Go through the entries below and print each one exactly, leaving out pictures.

(Dataset entries)
┌────────
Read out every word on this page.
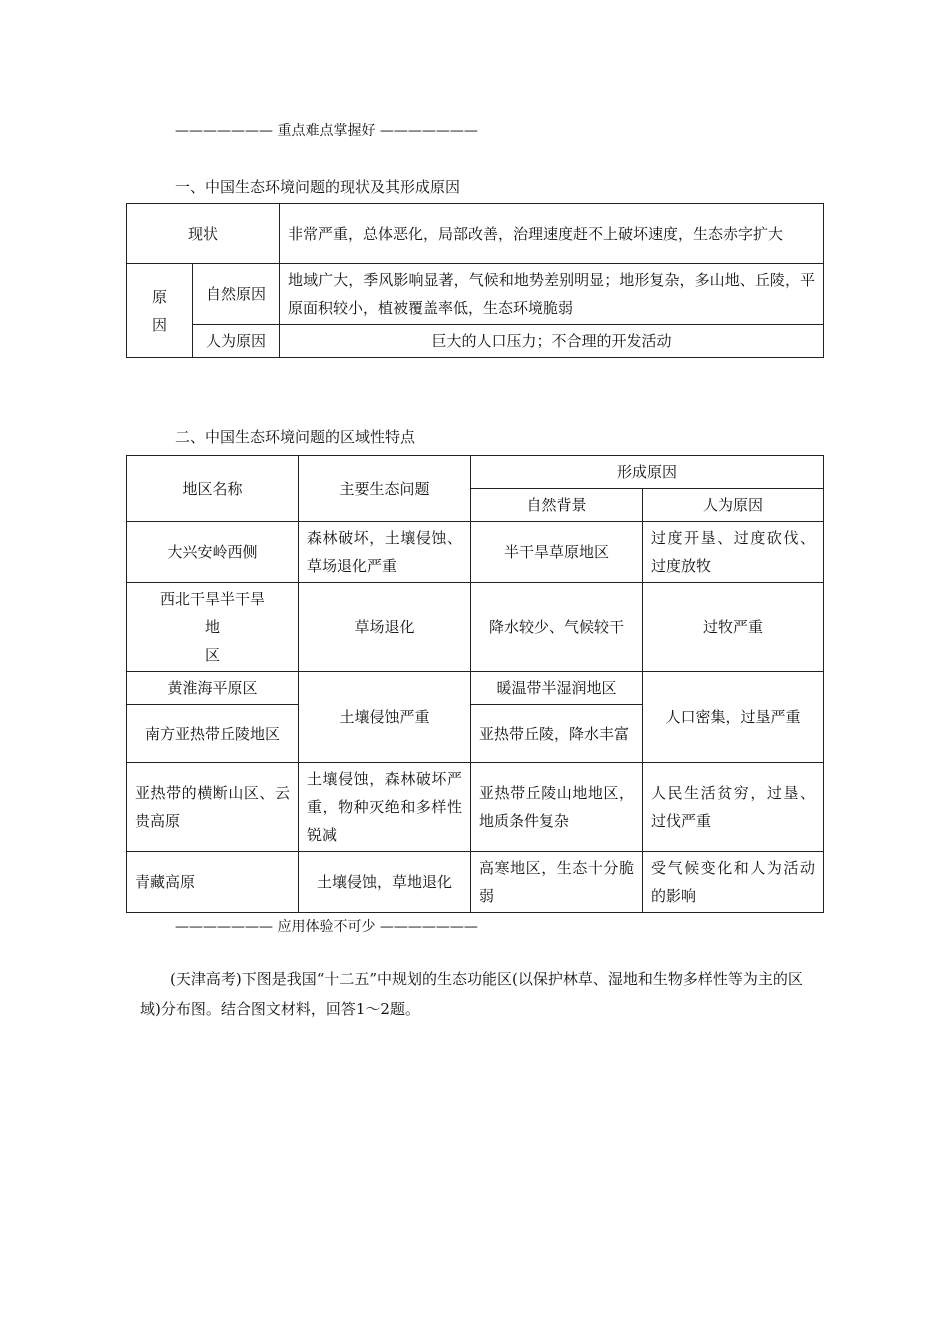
——————— 重点难点掌握好 ———————
一、中国生态环境问题的现状及其形成原因
现状		非常严重，总体恶化，局部改善，治理速度赶不上破坏速度，生态赤字扩大

原
因	自然原因	地域广大，季风影响显著，气候和地势差别明显；地形复杂，多山地、丘陵，平原面积较小，植被覆盖率低，生态环境脆弱
	人为原因	巨大的人口压力；不合理的开发活动
二、中国生态环境问题的区域性特点
地区名称	主要生态问题	形成原因	
		自然背景	人为原因
大兴安岭西侧	森林破坏，土壤侵蚀、草场退化严重	半干旱草原地区	过度开垦、过度砍伐、过度放牧

西北干旱半干旱
地
区	草场退化	降水较少、气候较干	过牧严重
黄淮海平原区	土壤侵蚀严重	暖温带半湿润地区	人口密集，过垦严重
南方亚热带丘陵地区		亚热带丘陵，降水丰富	
亚热带的横断山区、云贵高原	土壤侵蚀，森林破坏严重，物种灭绝和多样性锐减	亚热带丘陵山地地区，地质条件复杂	人民生活贫穷，过垦、过伐严重
青藏高原	土壤侵蚀，草地退化	高寒地区，生态十分脆弱	受气候变化和人为活动的影响
——————— 应用体验不可少 ———————
(天津高考)下图是我国“十二五”中规划的生态功能区(以保护林草、湿地和生物多样性等为主的区域)分布图。结合图文材料，回答1～2题。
└────────
REPLY TO THE TASK
Read out every word on this page.
——————— 重点难点掌握好 ———————
一、中国生态环境问题的现状及其形成原因
现状		非常严重，总体恶化，局部改善，治理速度赶不上破坏速度，生态赤字扩大

原
因	自然原因	地域广大，季风影响显著，气候和地势差别明显；地形复杂，多山地、丘陵，平原面积较小，植被覆盖率低，生态环境脆弱
	人为原因	巨大的人口压力；不合理的开发活动
二、中国生态环境问题的区域性特点
地区名称	主要生态问题	形成原因	
		自然背景	人为原因
大兴安岭西侧	森林破坏，土壤侵蚀、草场退化严重	半干旱草原地区	过度开垦、过度砍伐、过度放牧

西北干旱半干旱
地
区	草场退化	降水较少、气候较干	过牧严重
黄淮海平原区	土壤侵蚀严重	暖温带半湿润地区	人口密集，过垦严重
南方亚热带丘陵地区		亚热带丘陵，降水丰富	
亚热带的横断山区、云贵高原	土壤侵蚀，森林破坏严重，物种灭绝和多样性锐减	亚热带丘陵山地地区，地质条件复杂	人民生活贫穷，过垦、过伐严重
青藏高原	土壤侵蚀，草地退化	高寒地区，生态十分脆弱	受气候变化和人为活动的影响
——————— 应用体验不可少 ———————
(天津高考)下图是我国“十二五”中规划的生态功能区(以保护林草、湿地和生物多样性等为主的区域)分布图。结合图文材料，回答1～2题。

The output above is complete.